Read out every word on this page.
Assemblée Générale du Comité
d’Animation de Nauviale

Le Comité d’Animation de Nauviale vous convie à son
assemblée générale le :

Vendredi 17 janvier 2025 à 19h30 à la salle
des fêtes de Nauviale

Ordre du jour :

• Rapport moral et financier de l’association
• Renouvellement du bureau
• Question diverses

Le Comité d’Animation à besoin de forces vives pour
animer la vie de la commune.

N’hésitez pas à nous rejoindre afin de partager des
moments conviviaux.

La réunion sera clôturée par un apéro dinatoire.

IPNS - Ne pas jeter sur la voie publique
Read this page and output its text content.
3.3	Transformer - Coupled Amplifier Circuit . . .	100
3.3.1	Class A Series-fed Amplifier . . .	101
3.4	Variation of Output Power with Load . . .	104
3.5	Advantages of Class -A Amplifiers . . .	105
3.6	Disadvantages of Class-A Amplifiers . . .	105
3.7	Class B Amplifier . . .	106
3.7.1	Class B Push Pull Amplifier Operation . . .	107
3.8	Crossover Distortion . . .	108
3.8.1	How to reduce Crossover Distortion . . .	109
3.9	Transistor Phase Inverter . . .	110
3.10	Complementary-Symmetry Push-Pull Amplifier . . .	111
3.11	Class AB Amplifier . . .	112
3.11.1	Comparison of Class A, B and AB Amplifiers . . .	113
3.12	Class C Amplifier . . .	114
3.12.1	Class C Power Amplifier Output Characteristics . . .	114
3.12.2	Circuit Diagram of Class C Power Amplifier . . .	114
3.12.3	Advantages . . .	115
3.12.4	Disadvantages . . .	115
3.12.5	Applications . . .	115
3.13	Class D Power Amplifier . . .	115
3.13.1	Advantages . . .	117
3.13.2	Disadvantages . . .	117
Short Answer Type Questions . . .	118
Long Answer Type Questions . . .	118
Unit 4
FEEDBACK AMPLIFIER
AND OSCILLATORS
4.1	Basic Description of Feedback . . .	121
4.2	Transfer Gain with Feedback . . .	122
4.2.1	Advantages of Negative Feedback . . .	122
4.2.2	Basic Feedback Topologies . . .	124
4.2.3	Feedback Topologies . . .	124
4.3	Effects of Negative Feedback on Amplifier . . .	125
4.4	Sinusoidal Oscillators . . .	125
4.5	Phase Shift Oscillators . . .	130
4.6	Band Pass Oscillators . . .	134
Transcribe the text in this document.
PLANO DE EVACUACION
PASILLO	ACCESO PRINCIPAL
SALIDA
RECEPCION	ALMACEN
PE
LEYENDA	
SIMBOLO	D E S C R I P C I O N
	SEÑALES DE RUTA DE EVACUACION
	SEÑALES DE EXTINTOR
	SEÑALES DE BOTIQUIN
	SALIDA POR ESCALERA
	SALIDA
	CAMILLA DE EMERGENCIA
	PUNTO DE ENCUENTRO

* * * *

[What you are asked to do]: Each line of the material must be restated exactly.

[Task solution]:
Read out every word on this page.
Assemblée Générale du Comité
d’Animation de Nauviale

Le Comité d’Animation de Nauviale vous convie à son
assemblée générale le :

Vendredi 17 janvier 2025 à 19h30 à la salle
des fêtes de Nauviale

Ordre du jour :

• Rapport moral et financier de l’association
• Renouvellement du bureau
• Question diverses

Le Comité d’Animation à besoin de forces vives pour
animer la vie de la commune.

N’hésitez pas à nous rejoindre afin de partager des
moments conviviaux.

La réunion sera clôturée par un apéro dinatoire.

IPNS - Ne pas jeter sur la voie publique
Read this page and output its text content.
3.3	Transformer - Coupled Amplifier Circuit . . .	100
3.3.1	Class A Series-fed Amplifier . . .	101
3.4	Variation of Output Power with Load . . .	104
3.5	Advantages of Class -A Amplifiers . . .	105
3.6	Disadvantages of Class-A Amplifiers . . .	105
3.7	Class B Amplifier . . .	106
3.7.1	Class B Push Pull Amplifier Operation . . .	107
3.8	Crossover Distortion . . .	108
3.8.1	How to reduce Crossover Distortion . . .	109
3.9	Transistor Phase Inverter . . .	110
3.10	Complementary-Symmetry Push-Pull Amplifier . . .	111
3.11	Class AB Amplifier . . .	112
3.11.1	Comparison of Class A, B and AB Amplifiers . . .	113
3.12	Class C Amplifier . . .	114
3.12.1	Class C Power Amplifier Output Characteristics . . .	114
3.12.2	Circuit Diagram of Class C Power Amplifier . . .	114
3.12.3	Advantages . . .	115
3.12.4	Disadvantages . . .	115
3.12.5	Applications . . .	115
3.13	Class D Power Amplifier . . .	115
3.13.1	Advantages . . .	117
3.13.2	Disadvantages . . .	117
Short Answer Type Questions . . .	118
Long Answer Type Questions . . .	118
Unit 4
FEEDBACK AMPLIFIER
AND OSCILLATORS
4.1	Basic Description of Feedback . . .	121
4.2	Transfer Gain with Feedback . . .	122
4.2.1	Advantages of Negative Feedback . . .	122
4.2.2	Basic Feedback Topologies . . .	124
4.2.3	Feedback Topologies . . .	124
4.3	Effects of Negative Feedback on Amplifier . . .	125
4.4	Sinusoidal Oscillators . . .	125
4.5	Phase Shift Oscillators . . .	130
4.6	Band Pass Oscillators . . .	134
Transcribe the text in this document.
PLANO DE EVACUACION
PASILLO	ACCESO PRINCIPAL
SALIDA
RECEPCION	ALMACEN
PE
LEYENDA	
SIMBOLO	D E S C R I P C I O N
	SEÑALES DE RUTA DE EVACUACION
	SEÑALES DE EXTINTOR
	SEÑALES DE BOTIQUIN
	SALIDA POR ESCALERA
	SALIDA
	CAMILLA DE EMERGENCIA
	PUNTO DE ENCUENTRO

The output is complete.